* _GIVEN EXERCISE_
Provide the data again in its entirety, exactly as given.

╭──

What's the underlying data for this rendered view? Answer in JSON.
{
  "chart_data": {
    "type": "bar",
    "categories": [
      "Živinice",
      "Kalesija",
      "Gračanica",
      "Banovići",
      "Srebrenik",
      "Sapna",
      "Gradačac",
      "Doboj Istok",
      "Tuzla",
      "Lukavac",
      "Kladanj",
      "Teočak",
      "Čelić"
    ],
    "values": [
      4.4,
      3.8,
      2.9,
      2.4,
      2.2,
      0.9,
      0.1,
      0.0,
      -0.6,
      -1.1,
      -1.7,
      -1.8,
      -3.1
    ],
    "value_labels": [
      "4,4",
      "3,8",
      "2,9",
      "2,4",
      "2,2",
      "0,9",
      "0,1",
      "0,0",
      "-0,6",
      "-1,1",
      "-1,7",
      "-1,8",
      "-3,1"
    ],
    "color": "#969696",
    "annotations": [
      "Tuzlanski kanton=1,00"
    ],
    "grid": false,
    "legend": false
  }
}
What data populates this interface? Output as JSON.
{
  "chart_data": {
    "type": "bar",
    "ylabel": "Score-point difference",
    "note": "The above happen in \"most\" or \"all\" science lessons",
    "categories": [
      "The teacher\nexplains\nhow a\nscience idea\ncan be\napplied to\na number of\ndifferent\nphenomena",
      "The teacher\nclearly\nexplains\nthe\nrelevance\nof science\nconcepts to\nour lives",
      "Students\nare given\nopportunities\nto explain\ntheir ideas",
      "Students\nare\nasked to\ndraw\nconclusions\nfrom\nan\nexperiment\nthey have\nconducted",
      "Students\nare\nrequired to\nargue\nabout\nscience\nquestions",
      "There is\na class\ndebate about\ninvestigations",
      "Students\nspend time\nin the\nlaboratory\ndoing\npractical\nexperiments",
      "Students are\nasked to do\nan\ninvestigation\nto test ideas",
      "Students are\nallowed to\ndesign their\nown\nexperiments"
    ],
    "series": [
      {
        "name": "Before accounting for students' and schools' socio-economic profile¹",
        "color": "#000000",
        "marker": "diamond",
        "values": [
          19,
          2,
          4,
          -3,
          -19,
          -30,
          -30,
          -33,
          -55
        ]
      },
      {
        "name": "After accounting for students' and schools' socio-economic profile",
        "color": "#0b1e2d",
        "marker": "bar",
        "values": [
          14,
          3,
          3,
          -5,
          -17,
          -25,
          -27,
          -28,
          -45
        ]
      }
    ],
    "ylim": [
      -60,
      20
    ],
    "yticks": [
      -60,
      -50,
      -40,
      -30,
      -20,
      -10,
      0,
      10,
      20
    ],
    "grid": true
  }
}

╰──

* _RESPONSE BELOW_
What's the underlying data for this rendered view? Answer in JSON.
{
  "chart_data": {
    "type": "bar",
    "categories": [
      "Živinice",
      "Kalesija",
      "Gračanica",
      "Banovići",
      "Srebrenik",
      "Sapna",
      "Gradačac",
      "Doboj Istok",
      "Tuzla",
      "Lukavac",
      "Kladanj",
      "Teočak",
      "Čelić"
    ],
    "values": [
      4.4,
      3.8,
      2.9,
      2.4,
      2.2,
      0.9,
      0.1,
      0.0,
      -0.6,
      -1.1,
      -1.7,
      -1.8,
      -3.1
    ],
    "value_labels": [
      "4,4",
      "3,8",
      "2,9",
      "2,4",
      "2,2",
      "0,9",
      "0,1",
      "0,0",
      "-0,6",
      "-1,1",
      "-1,7",
      "-1,8",
      "-3,1"
    ],
    "color": "#969696",
    "annotations": [
      "Tuzlanski kanton=1,00"
    ],
    "grid": false,
    "legend": false
  }
}
What data populates this interface? Output as JSON.
{
  "chart_data": {
    "type": "bar",
    "ylabel": "Score-point difference",
    "note": "The above happen in \"most\" or \"all\" science lessons",
    "categories": [
      "The teacher\nexplains\nhow a\nscience idea\ncan be\napplied to\na number of\ndifferent\nphenomena",
      "The teacher\nclearly\nexplains\nthe\nrelevance\nof science\nconcepts to\nour lives",
      "Students\nare given\nopportunities\nto explain\ntheir ideas",
      "Students\nare\nasked to\ndraw\nconclusions\nfrom\nan\nexperiment\nthey have\nconducted",
      "Students\nare\nrequired to\nargue\nabout\nscience\nquestions",
      "There is\na class\ndebate about\ninvestigations",
      "Students\nspend time\nin the\nlaboratory\ndoing\npractical\nexperiments",
      "Students are\nasked to do\nan\ninvestigation\nto test ideas",
      "Students are\nallowed to\ndesign their\nown\nexperiments"
    ],
    "series": [
      {
        "name": "Before accounting for students' and schools' socio-economic profile¹",
        "color": "#000000",
        "marker": "diamond",
        "values": [
          19,
          2,
          4,
          -3,
          -19,
          -30,
          -30,
          -33,
          -55
        ]
      },
      {
        "name": "After accounting for students' and schools' socio-economic profile",
        "color": "#0b1e2d",
        "marker": "bar",
        "values": [
          14,
          3,
          3,
          -5,
          -17,
          -25,
          -27,
          -28,
          -45
        ]
      }
    ],
    "ylim": [
      -60,
      20
    ],
    "yticks": [
      -60,
      -50,
      -40,
      -30,
      -20,
      -10,
      0,
      10,
      20
    ],
    "grid": true
  }
}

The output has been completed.